Data records
##############################
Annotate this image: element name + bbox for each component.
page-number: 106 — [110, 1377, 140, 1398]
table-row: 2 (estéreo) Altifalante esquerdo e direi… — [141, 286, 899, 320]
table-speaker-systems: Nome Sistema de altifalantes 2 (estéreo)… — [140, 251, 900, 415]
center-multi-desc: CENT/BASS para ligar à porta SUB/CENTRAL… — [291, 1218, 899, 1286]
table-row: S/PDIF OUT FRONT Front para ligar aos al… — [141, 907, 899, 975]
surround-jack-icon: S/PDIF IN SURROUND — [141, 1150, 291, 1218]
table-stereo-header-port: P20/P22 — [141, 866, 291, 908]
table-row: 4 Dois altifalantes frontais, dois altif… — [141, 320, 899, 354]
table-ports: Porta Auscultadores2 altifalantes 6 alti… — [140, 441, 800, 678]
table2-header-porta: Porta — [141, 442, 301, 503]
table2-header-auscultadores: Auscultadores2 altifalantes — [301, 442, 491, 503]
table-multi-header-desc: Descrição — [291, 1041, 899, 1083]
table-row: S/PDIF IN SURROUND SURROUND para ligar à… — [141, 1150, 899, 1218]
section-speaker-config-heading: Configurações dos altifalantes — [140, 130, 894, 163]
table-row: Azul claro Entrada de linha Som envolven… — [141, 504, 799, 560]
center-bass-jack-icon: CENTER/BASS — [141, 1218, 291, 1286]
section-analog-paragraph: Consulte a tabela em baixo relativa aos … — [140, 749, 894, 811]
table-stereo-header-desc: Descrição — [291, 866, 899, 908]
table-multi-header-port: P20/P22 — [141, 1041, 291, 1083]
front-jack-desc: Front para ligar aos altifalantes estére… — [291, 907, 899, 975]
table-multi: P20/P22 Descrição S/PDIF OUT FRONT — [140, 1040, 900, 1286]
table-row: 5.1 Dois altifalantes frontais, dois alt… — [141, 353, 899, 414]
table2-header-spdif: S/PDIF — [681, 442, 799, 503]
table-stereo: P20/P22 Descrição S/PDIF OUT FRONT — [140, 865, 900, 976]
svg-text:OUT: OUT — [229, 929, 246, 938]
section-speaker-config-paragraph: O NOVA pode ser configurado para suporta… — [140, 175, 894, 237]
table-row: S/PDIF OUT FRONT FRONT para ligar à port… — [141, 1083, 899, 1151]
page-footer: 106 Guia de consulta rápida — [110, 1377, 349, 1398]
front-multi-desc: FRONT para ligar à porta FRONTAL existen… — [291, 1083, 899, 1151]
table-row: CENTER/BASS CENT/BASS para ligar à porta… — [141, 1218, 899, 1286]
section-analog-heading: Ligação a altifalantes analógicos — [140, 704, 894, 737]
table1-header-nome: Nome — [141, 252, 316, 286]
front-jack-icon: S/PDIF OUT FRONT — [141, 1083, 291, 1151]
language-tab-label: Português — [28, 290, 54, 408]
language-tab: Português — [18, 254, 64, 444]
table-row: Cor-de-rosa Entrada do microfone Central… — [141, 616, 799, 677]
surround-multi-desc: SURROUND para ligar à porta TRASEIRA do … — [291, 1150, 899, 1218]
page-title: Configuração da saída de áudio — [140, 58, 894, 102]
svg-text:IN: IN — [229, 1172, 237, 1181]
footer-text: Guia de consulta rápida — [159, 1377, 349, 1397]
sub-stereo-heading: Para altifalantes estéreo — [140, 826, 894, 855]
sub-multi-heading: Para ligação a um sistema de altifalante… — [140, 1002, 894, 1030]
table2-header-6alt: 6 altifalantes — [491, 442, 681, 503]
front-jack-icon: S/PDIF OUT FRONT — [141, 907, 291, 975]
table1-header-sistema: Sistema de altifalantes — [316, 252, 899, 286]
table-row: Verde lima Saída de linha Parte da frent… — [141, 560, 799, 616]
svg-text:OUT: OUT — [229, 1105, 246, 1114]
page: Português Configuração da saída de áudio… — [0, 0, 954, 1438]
##############################
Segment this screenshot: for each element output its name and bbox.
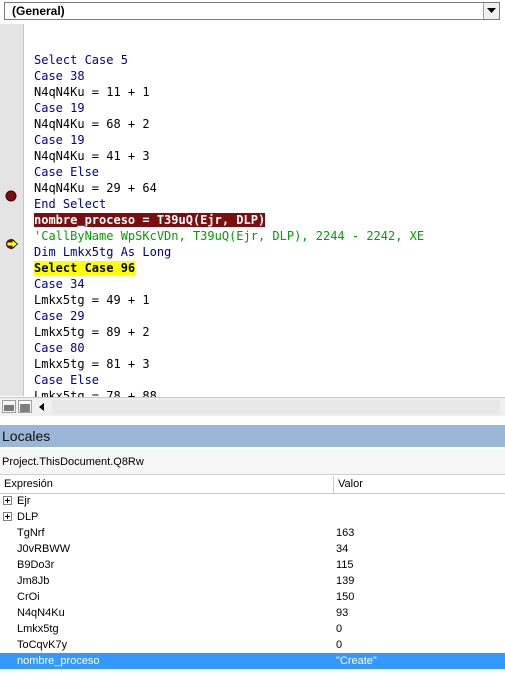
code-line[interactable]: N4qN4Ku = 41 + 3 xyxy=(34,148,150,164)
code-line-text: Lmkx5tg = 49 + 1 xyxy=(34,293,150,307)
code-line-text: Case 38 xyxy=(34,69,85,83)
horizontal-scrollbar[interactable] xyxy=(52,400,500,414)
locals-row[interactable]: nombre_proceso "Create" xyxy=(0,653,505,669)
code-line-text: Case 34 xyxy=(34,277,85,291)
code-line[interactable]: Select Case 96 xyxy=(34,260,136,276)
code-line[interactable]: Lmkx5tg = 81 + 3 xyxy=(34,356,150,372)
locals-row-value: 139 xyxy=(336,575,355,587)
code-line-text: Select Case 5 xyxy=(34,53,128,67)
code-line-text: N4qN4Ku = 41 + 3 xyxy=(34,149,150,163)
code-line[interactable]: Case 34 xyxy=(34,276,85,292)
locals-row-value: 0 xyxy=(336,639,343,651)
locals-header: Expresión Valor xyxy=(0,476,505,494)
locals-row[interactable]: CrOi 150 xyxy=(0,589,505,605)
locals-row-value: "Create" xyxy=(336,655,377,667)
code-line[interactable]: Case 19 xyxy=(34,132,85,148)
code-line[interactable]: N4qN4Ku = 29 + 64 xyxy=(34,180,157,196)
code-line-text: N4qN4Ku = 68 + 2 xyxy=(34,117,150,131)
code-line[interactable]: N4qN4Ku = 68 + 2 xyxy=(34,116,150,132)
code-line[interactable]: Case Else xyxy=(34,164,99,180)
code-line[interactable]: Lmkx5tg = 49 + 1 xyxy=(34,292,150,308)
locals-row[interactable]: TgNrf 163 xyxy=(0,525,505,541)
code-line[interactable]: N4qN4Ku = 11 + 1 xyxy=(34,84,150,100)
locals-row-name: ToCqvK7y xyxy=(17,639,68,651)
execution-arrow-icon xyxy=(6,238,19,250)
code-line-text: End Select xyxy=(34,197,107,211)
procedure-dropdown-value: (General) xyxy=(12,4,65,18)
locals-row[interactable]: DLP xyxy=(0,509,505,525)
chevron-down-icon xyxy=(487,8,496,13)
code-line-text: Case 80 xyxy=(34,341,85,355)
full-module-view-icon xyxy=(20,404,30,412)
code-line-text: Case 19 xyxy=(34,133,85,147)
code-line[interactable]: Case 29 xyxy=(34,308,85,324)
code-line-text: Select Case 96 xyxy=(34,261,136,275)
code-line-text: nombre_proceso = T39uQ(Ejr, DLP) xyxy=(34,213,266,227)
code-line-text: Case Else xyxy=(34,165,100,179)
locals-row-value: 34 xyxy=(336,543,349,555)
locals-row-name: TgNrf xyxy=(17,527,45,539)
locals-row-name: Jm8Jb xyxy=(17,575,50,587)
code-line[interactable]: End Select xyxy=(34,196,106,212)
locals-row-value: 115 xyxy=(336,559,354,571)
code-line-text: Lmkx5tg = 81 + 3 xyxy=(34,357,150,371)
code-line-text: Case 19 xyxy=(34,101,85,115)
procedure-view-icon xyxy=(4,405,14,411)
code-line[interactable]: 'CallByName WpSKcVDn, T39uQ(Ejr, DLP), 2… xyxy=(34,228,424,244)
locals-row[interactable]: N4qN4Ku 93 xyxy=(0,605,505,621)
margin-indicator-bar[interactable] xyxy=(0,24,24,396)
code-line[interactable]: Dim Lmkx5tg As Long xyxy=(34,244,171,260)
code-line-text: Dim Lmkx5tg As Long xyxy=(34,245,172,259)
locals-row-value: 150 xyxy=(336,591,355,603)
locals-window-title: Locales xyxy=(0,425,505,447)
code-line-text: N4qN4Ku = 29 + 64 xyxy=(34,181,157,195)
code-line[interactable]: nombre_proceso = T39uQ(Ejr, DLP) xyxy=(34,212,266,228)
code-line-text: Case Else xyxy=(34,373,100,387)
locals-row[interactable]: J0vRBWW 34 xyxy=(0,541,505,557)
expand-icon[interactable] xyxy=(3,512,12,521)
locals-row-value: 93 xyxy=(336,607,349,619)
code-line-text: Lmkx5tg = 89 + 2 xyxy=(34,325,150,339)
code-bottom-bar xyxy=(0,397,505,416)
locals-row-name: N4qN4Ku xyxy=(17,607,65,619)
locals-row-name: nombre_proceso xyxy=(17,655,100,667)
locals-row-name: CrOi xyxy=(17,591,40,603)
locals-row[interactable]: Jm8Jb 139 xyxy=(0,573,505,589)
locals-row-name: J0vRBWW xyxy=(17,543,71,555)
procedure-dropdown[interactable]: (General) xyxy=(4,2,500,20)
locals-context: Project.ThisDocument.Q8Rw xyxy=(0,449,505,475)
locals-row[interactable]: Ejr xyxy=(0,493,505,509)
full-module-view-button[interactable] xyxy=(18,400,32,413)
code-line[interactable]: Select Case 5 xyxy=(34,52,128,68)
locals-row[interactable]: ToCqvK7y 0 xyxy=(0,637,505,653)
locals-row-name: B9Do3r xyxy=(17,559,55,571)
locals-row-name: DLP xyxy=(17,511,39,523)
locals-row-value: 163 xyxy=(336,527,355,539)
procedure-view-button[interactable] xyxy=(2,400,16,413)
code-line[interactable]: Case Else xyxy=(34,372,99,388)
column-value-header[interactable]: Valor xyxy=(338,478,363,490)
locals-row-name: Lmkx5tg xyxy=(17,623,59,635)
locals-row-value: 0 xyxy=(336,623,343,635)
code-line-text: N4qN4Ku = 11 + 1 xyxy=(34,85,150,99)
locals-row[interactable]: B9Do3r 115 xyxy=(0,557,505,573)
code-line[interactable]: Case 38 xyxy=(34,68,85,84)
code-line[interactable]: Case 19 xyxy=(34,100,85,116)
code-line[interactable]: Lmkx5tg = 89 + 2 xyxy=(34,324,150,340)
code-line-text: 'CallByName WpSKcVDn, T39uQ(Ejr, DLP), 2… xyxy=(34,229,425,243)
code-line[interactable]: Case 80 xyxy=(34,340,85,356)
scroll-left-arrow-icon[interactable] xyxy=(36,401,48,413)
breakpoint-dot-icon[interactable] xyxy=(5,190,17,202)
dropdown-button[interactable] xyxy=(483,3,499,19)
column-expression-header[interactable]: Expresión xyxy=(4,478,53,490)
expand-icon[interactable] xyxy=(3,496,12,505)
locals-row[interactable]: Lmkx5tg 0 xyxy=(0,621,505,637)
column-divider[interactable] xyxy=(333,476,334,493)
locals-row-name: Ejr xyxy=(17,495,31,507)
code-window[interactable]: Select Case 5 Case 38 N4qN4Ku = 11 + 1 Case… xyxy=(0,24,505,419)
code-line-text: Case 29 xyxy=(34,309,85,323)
##############################
• Written instruction:
Please write out the entries above, from the line with "Annotate this image: element" up to and including the line with "surround-jack-icon: S/PDIF IN", without changing anything.

• Answer to this task:
Annotate this image: element name + bbox for each component.
page-number: 106 — [110, 1377, 140, 1398]
table-row: 2 (estéreo) Altifalante esquerdo e direi… — [141, 286, 899, 320]
table-speaker-systems: Nome Sistema de altifalantes 2 (estéreo)… — [140, 251, 900, 415]
center-multi-desc: CENT/BASS para ligar à porta SUB/CENTRAL… — [291, 1218, 899, 1286]
table-row: S/PDIF OUT FRONT Front para ligar aos al… — [141, 907, 899, 975]
surround-jack-icon: S/PDIF IN SURROUND — [141, 1150, 291, 1218]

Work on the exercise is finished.